* _Short problem_:
Wherever the word "Расширенный" appears in a line, copy that line.

Source records:
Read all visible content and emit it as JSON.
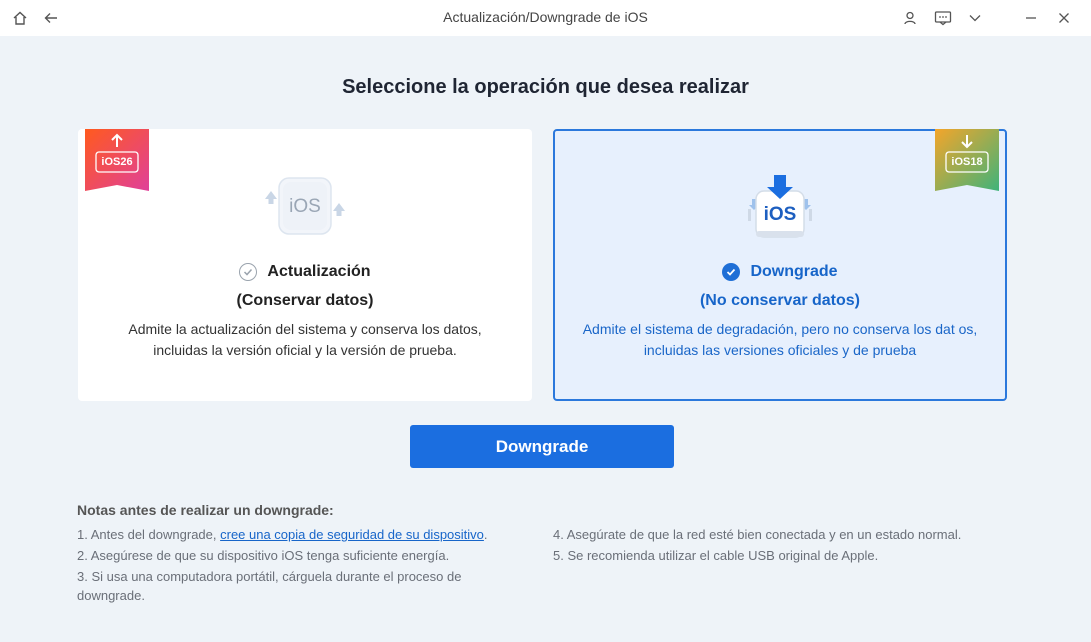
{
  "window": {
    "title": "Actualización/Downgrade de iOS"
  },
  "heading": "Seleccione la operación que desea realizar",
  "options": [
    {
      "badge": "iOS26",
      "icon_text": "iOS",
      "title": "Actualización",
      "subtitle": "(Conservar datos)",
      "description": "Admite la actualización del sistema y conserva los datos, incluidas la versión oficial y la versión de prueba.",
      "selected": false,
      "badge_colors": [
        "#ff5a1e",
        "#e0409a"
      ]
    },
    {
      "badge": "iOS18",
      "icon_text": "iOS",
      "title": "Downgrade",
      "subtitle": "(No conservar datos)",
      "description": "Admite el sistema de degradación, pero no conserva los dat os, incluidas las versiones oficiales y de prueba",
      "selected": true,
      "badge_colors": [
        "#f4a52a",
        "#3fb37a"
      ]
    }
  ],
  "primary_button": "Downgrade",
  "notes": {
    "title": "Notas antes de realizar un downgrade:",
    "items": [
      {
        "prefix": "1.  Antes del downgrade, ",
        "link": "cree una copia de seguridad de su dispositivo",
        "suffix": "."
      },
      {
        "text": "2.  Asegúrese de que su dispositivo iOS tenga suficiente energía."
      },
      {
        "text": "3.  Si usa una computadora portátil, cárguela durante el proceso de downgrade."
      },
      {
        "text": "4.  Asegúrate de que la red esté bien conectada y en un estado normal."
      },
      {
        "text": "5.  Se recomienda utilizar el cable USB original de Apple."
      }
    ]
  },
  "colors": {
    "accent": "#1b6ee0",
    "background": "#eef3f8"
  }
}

==

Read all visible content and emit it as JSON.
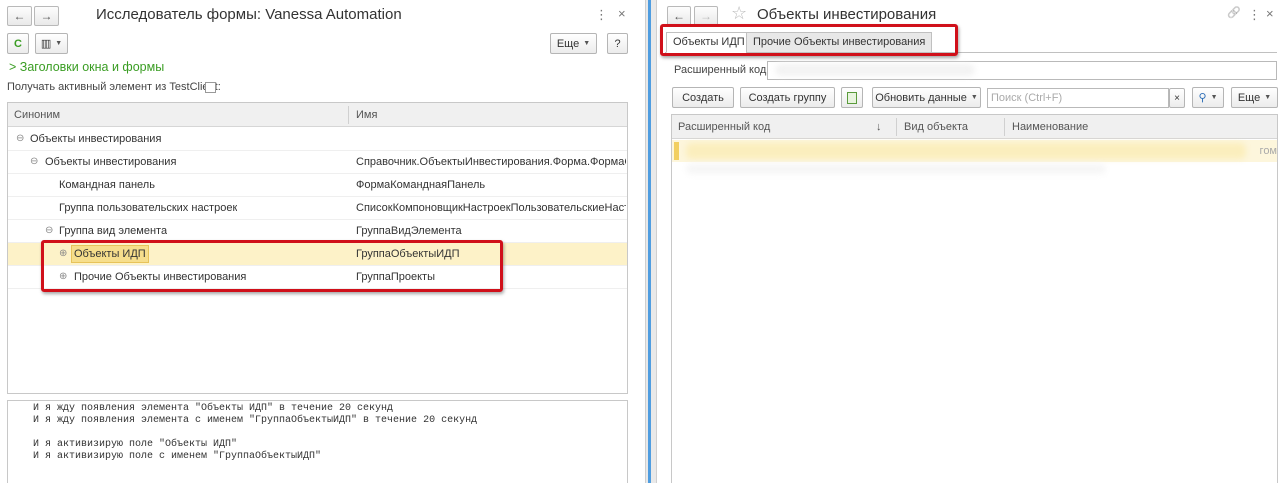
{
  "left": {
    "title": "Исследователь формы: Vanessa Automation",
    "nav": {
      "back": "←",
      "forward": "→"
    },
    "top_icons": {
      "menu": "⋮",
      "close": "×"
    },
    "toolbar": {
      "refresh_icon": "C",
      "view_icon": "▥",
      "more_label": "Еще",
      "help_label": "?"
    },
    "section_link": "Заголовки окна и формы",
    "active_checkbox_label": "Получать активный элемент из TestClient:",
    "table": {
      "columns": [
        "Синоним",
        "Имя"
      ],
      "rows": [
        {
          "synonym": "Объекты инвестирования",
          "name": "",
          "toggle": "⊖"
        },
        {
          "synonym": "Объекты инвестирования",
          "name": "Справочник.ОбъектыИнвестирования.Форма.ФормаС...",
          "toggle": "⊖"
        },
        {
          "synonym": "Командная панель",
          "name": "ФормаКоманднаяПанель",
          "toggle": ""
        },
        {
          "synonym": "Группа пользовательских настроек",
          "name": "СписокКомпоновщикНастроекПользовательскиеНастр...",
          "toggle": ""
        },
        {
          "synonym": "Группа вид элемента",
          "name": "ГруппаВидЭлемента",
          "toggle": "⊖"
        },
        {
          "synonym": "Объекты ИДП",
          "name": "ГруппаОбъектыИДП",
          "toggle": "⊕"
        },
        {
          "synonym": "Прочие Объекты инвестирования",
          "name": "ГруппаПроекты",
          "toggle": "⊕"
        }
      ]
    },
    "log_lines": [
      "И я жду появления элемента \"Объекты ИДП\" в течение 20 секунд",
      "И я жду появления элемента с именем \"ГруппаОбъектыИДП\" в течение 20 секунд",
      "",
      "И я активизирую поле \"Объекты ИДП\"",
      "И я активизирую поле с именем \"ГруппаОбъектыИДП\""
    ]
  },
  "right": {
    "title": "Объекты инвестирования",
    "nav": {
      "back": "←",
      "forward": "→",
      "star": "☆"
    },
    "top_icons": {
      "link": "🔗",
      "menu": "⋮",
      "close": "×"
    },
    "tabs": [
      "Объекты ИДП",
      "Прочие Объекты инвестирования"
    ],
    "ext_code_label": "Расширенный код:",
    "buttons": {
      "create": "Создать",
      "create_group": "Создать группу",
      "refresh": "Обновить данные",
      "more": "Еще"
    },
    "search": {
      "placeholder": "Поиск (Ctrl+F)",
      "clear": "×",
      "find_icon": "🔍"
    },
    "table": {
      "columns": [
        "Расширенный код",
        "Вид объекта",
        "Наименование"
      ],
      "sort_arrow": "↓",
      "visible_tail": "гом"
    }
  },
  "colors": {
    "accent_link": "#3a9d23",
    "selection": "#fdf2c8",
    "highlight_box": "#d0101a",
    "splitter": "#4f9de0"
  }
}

* _Response for this exercise_:
    "ext_code_label": "Расширенный код:",
        "Расширенный код",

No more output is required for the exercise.